▶ **What needs to be done**: Entries follow. Set all of them down as they stand.

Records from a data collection
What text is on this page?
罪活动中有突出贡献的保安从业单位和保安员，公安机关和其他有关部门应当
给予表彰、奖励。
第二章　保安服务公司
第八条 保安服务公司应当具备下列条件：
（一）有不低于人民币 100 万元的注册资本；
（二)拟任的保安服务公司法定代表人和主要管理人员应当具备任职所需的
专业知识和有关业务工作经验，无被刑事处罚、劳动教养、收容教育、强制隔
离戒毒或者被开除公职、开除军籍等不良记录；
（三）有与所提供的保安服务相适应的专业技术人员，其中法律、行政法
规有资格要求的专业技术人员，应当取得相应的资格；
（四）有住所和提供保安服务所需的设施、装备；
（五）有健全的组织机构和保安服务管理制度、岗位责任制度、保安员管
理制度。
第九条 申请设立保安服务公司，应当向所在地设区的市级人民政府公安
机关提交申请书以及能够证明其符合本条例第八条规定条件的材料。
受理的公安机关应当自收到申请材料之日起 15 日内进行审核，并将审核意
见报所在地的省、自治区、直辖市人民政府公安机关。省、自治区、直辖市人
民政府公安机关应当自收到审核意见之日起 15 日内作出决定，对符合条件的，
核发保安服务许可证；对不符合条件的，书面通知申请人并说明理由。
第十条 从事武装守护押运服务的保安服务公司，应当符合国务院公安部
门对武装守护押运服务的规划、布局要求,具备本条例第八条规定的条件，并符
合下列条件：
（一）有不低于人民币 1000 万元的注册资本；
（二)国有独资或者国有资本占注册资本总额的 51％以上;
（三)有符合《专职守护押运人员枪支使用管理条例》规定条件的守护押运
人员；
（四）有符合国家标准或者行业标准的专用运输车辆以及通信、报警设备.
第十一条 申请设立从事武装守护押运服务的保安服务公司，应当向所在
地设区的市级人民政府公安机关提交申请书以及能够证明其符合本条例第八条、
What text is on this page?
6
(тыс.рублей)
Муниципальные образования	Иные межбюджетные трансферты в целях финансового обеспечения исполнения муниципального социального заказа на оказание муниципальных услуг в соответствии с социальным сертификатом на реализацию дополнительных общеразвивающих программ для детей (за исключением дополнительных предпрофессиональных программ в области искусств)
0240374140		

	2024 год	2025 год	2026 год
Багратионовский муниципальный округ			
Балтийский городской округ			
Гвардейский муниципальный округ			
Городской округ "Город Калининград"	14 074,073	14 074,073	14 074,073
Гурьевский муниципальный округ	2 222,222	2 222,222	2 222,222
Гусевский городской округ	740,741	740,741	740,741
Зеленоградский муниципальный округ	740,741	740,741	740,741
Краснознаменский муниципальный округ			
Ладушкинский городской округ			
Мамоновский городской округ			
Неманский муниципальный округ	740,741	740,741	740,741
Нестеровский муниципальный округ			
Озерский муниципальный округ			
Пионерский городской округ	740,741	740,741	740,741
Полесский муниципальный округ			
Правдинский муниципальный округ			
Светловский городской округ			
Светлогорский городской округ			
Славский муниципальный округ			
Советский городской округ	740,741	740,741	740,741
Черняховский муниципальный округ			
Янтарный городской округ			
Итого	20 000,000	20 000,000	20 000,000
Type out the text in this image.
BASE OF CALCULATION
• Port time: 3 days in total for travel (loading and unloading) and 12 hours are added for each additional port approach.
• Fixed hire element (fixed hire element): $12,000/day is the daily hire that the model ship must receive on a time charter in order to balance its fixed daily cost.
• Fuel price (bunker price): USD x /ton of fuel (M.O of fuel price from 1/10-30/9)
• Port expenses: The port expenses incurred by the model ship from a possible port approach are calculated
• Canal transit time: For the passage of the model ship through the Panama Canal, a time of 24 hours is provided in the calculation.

▶ **Written answer**:
What text is on this page?
罪活动中有突出贡献的保安从业单位和保安员，公安机关和其他有关部门应当
给予表彰、奖励。
第二章　保安服务公司
第八条 保安服务公司应当具备下列条件：
（一）有不低于人民币 100 万元的注册资本；
（二)拟任的保安服务公司法定代表人和主要管理人员应当具备任职所需的
专业知识和有关业务工作经验，无被刑事处罚、劳动教养、收容教育、强制隔
离戒毒或者被开除公职、开除军籍等不良记录；
（三）有与所提供的保安服务相适应的专业技术人员，其中法律、行政法
规有资格要求的专业技术人员，应当取得相应的资格；
（四）有住所和提供保安服务所需的设施、装备；
（五）有健全的组织机构和保安服务管理制度、岗位责任制度、保安员管
理制度。
第九条 申请设立保安服务公司，应当向所在地设区的市级人民政府公安
机关提交申请书以及能够证明其符合本条例第八条规定条件的材料。
受理的公安机关应当自收到申请材料之日起 15 日内进行审核，并将审核意
见报所在地的省、自治区、直辖市人民政府公安机关。省、自治区、直辖市人
民政府公安机关应当自收到审核意见之日起 15 日内作出决定，对符合条件的，
核发保安服务许可证；对不符合条件的，书面通知申请人并说明理由。
第十条 从事武装守护押运服务的保安服务公司，应当符合国务院公安部
门对武装守护押运服务的规划、布局要求,具备本条例第八条规定的条件，并符
合下列条件：
（一）有不低于人民币 1000 万元的注册资本；
（二)国有独资或者国有资本占注册资本总额的 51％以上;
（三)有符合《专职守护押运人员枪支使用管理条例》规定条件的守护押运
人员；
（四）有符合国家标准或者行业标准的专用运输车辆以及通信、报警设备.
第十一条 申请设立从事武装守护押运服务的保安服务公司，应当向所在
地设区的市级人民政府公安机关提交申请书以及能够证明其符合本条例第八条、
What text is on this page?
6
(тыс.рублей)
Муниципальные образования	Иные межбюджетные трансферты в целях финансового обеспечения исполнения муниципального социального заказа на оказание муниципальных услуг в соответствии с социальным сертификатом на реализацию дополнительных общеразвивающих программ для детей (за исключением дополнительных предпрофессиональных программ в области искусств)
0240374140		

	2024 год	2025 год	2026 год
Багратионовский муниципальный округ			
Балтийский городской округ			
Гвардейский муниципальный округ			
Городской округ "Город Калининград"	14 074,073	14 074,073	14 074,073
Гурьевский муниципальный округ	2 222,222	2 222,222	2 222,222
Гусевский городской округ	740,741	740,741	740,741
Зеленоградский муниципальный округ	740,741	740,741	740,741
Краснознаменский муниципальный округ			
Ладушкинский городской округ			
Мамоновский городской округ			
Неманский муниципальный округ	740,741	740,741	740,741
Нестеровский муниципальный округ			
Озерский муниципальный округ			
Пионерский городской округ	740,741	740,741	740,741
Полесский муниципальный округ			
Правдинский муниципальный округ			
Светловский городской округ			
Светлогорский городской округ			
Славский муниципальный округ			
Советский городской округ	740,741	740,741	740,741
Черняховский муниципальный округ			
Янтарный городской округ			
Итого	20 000,000	20 000,000	20 000,000
Type out the text in this image.
BASE OF CALCULATION
• Port time: 3 days in total for travel (loading and unloading) and 12 hours are added for each additional port approach.
• Fixed hire element (fixed hire element): $12,000/day is the daily hire that the model ship must receive on a time charter in order to balance its fixed daily cost.
• Fuel price (bunker price): USD x /ton of fuel (M.O of fuel price from 1/10-30/9)
• Port expenses: The port expenses incurred by the model ship from a possible port approach are calculated
• Canal transit time: For the passage of the model ship through the Panama Canal, a time of 24 hours is provided in the calculation.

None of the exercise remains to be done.